**WHAT YOU WILL DO**. Every record should be written out exactly, with the pictures left out.

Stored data
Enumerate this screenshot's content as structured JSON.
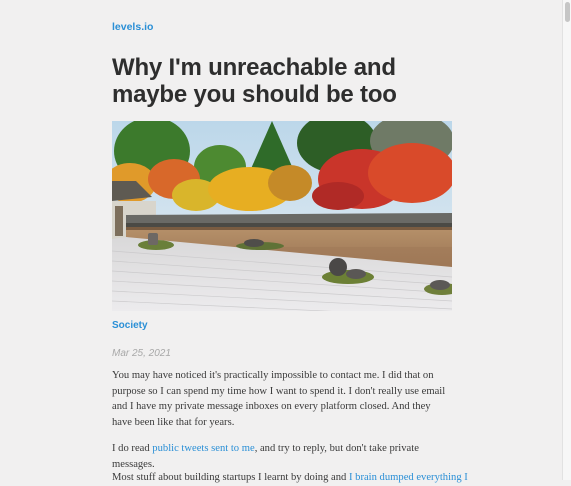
{
  "site": {
    "name": "levels.io"
  },
  "article": {
    "title": "Why I'm unreachable and maybe you should be too",
    "hero_image": {
      "description": "Zen rock garden"
    },
    "category": "Society",
    "date": "Mar 25, 2021",
    "paragraph1": "You may have noticed it's practically impossible to contact me. I did that on purpose so I can spend my time how I want to spend it. I don't really use email and I have my private message inboxes on every platform closed. And they have been like that for years.",
    "paragraph2": {
      "before": "I do read ",
      "link": "public tweets sent to me",
      "after": ", and try to reply, but don't take private messages."
    },
    "paragraph3": {
      "before": "Most stuff about building startups I learnt by doing and ",
      "link": "I brain dumped everything I"
    }
  }
}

**CORRECT ANSWER**.
Enumerate this screenshot's content as structured JSON.
{
  "site": {
    "name": "levels.io"
  },
  "article": {
    "title": "Why I'm unreachable and maybe you should be too",
    "hero_image": {
      "description": "Zen rock garden"
    },
    "category": "Society",
    "date": "Mar 25, 2021",
    "paragraph1": "You may have noticed it's practically impossible to contact me. I did that on purpose so I can spend my time how I want to spend it. I don't really use email and I have my private message inboxes on every platform closed. And they have been like that for years.",
    "paragraph2": {
      "before": "I do read ",
      "link": "public tweets sent to me",
      "after": ", and try to reply, but don't take private messages."
    },
    "paragraph3": {
      "before": "Most stuff about building startups I learnt by doing and ",
      "link": "I brain dumped everything I"
    }
  }
}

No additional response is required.